— 本文 —
────────────────────
SeatTube型、パワー計算のパラメータとして、シートチューブの曲げモーメントとねじりモーメントの2分力を測定して、各種入力変動にたいしての応答波形を測定していきます。本日は、シートチューブにねじりブリッジ配置のひずみゲージを貼って、動作確認までできました。
●ねじりモーメント測定用ひずみゲージブリッジ
シートチューブもBBに近い部分は、異形断面のためねじりひずみが均等に発生しないので、シートに近いところまで上でほぼΦ36の円形断面位置にハの字型配置ではりました。共和電業の配置図にある方法です。
https://www.kyowa-ei.com/jpn/file/download/technical/notes/bridge/pdf_index_001.pdf
ひずみゲージブリッジの原理を理解されたい方は、基礎学習のページへどうぞ
位置決めはマスキングテープで型を作って、正確シートチューブに貼ってゲージ位置の長方形穴にゲージを貼っていきます。
────────────────────
— 実施する課題 —
1: 本文のうち「シートチューブもBBに近い部分は」で始まる段落を、主な事実を残したまま箇条書きに書き直してください。
2: 本文の「SeatTube型、パワー計」から「電業の配置図にある方法です。」までを、両端を含めてそのまま引用してください。
3: 本文について、次の問いに答えてください。
(a) パワー計算のパラメータとして測定する2分力は何と何か。
(b) ねじりモーメント測定用のゲージは、どのような断面の位置に貼られたか。
(c) ゲージの位置決めに使う型は何で作るか。

— 提供データ —
────────────────────
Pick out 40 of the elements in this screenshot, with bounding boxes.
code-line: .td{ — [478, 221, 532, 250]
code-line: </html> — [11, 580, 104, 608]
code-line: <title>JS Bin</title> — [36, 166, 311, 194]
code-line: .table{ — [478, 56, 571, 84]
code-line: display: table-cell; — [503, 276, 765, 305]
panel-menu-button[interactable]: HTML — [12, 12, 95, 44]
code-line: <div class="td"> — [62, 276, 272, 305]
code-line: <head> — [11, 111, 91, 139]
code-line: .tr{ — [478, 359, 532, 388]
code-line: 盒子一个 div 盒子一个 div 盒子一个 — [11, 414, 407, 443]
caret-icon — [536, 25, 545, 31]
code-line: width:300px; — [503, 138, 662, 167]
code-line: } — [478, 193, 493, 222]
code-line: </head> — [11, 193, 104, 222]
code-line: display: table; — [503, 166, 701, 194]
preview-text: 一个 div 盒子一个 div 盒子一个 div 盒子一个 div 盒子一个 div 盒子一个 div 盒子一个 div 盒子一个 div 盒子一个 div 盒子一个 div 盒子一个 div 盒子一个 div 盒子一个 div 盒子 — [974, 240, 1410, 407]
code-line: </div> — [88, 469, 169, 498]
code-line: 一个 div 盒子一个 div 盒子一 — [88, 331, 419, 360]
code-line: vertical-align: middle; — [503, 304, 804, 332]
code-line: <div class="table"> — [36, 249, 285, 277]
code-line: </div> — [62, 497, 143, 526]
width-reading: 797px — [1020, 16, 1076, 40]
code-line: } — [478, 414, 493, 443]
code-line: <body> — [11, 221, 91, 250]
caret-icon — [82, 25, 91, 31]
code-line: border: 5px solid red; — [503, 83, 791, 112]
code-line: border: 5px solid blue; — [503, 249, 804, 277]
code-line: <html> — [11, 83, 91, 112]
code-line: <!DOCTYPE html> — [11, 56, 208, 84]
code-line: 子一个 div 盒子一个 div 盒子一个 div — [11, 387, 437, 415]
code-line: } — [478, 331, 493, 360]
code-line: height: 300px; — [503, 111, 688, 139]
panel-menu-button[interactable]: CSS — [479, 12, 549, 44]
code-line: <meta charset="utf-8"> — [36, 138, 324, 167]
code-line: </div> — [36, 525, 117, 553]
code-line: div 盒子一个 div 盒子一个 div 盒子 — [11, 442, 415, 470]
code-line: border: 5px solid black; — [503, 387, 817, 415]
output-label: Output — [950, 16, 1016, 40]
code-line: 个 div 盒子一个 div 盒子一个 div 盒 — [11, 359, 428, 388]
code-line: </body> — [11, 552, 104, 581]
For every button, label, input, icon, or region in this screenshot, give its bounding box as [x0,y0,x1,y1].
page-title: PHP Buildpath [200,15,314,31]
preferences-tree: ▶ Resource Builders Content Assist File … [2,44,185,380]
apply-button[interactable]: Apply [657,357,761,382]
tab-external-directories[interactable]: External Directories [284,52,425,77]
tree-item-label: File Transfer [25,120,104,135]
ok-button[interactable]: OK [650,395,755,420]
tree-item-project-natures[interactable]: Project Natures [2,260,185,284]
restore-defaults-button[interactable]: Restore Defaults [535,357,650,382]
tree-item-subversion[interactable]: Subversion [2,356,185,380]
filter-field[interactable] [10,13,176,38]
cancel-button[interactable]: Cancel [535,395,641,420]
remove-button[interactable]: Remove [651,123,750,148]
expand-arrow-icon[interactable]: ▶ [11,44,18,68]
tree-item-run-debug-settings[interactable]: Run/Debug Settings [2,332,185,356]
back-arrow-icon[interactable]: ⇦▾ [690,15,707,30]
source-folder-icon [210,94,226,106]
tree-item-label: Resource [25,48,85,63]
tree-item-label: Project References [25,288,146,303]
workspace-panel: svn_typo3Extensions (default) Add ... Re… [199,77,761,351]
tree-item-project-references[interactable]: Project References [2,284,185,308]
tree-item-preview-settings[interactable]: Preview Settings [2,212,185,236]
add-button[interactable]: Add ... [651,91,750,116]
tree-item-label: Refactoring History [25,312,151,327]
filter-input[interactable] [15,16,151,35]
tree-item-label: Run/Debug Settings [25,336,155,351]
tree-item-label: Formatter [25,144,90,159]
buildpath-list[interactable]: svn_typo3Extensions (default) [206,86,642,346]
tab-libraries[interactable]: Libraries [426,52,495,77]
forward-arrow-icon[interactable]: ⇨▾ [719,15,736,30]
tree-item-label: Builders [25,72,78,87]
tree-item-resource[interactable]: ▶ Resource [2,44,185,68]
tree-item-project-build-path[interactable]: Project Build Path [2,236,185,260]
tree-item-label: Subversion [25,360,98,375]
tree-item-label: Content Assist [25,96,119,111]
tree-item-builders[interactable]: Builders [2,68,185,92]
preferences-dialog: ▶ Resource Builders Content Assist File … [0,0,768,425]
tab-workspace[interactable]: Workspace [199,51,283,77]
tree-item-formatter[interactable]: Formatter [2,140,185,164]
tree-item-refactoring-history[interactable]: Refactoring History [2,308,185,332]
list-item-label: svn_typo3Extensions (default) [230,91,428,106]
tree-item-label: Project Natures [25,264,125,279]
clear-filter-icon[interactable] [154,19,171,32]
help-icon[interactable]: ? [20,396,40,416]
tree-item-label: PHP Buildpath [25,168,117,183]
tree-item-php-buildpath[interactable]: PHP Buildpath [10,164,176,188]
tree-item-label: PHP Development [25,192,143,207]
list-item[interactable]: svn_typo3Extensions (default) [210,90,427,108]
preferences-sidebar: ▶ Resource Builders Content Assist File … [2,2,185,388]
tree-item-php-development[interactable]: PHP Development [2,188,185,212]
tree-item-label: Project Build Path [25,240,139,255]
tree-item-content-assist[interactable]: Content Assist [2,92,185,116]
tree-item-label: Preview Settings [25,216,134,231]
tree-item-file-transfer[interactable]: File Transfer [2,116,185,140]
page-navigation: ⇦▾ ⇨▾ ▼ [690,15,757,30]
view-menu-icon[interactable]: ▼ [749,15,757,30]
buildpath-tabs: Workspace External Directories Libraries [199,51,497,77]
────────────────────
— 課題ごとの解答 —
1:
・BBに近い部分は異形断面のため、ねじりひずみが均等に発生しない。
・そのため、シートに近い上の方の、ほぼΦ36の円形断面の位置に貼った。
・配置はハの字型とした。
・共和電業の配置図にある方法による。

2:
SeatTube型、パワー計算のパラメータとして、シートチューブの曲げモーメントとねじりモーメントの2分力を測定して、各種入力変動にたいしての応答波形を測定していきます。本日は、シートチューブにねじりブリッジ配置のひずみゲージを貼って、動作確認までできました。
●ねじりモーメント測定用ひずみゲージブリッジ
シートチューブもBBに近い部分は、異形断面のためねじりひずみが均等に発生しないので、シートに近いところまで上でほぼΦ36の円形断面位置にハの字型配置ではりました。共和電業の配置図にある方法です。

3:
(a) シートチューブの曲げモーメントとねじりモーメント
(b) ほぼΦ36の円形断面の位置
(c) マスキングテープ